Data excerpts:
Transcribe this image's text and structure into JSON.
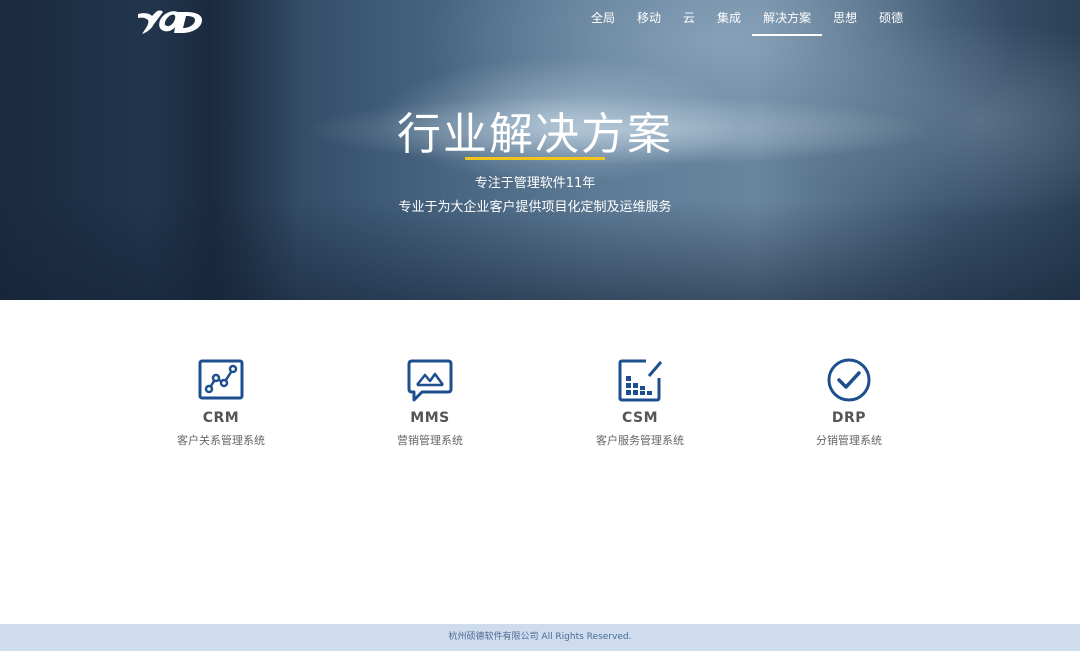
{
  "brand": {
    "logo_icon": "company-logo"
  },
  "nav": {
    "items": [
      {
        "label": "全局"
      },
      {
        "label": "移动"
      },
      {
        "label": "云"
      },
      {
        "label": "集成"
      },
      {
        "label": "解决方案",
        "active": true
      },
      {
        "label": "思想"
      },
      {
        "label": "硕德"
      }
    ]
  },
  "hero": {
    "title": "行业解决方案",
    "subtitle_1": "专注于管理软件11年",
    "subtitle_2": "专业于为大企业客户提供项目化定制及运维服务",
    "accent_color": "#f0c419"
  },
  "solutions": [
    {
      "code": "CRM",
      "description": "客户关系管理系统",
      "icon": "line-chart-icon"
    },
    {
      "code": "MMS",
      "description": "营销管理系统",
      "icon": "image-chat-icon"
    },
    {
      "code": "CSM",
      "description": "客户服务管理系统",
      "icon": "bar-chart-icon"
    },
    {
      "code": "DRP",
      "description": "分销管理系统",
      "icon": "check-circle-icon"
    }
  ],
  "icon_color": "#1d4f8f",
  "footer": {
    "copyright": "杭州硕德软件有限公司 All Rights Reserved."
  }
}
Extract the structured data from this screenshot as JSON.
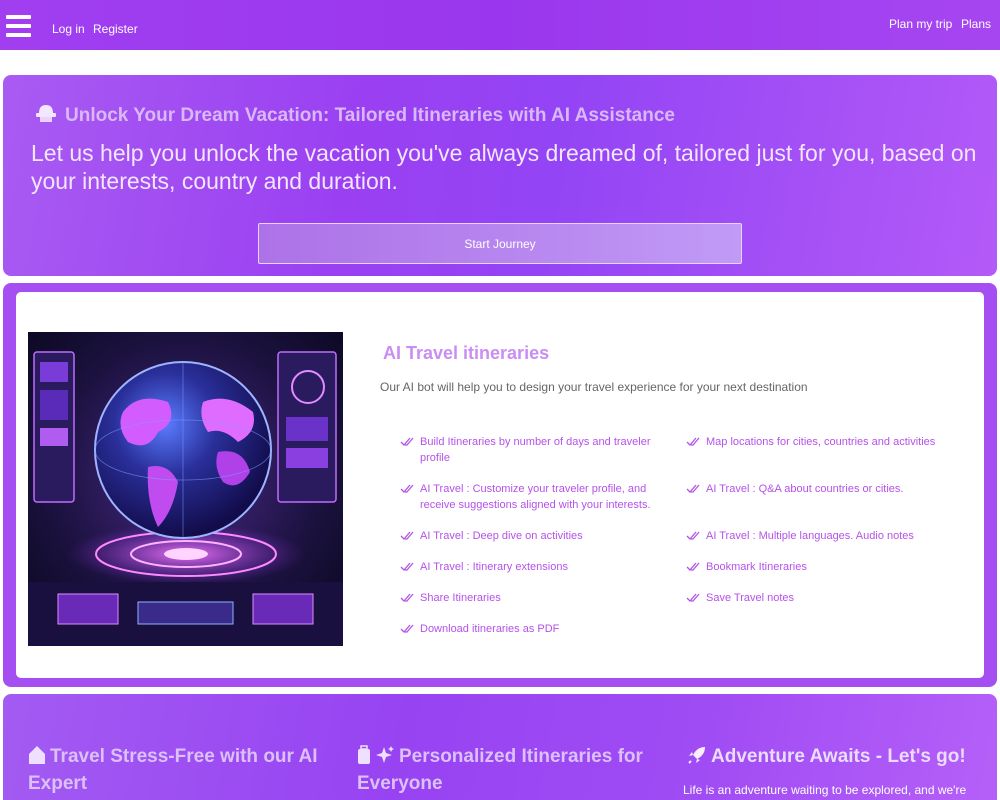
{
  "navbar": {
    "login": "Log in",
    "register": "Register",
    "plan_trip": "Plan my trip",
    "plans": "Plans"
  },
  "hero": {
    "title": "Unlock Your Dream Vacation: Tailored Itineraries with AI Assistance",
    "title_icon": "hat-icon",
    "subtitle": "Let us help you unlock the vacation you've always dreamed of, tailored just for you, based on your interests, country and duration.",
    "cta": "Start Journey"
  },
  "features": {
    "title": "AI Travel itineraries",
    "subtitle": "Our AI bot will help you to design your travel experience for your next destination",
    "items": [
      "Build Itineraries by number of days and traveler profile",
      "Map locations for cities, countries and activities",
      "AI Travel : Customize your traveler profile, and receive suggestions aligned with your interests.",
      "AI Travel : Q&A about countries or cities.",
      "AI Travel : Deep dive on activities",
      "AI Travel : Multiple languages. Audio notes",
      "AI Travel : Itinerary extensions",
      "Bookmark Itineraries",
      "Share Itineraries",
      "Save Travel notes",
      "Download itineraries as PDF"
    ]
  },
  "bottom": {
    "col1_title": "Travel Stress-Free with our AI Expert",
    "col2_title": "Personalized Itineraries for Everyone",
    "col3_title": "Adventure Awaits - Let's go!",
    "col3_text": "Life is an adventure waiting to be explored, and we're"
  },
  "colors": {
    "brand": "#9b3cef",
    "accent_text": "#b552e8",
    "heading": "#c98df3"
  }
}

* **Exercise**
What is the number of lines that contain "interests"? Reply with that number alone.

* **Written reply**
2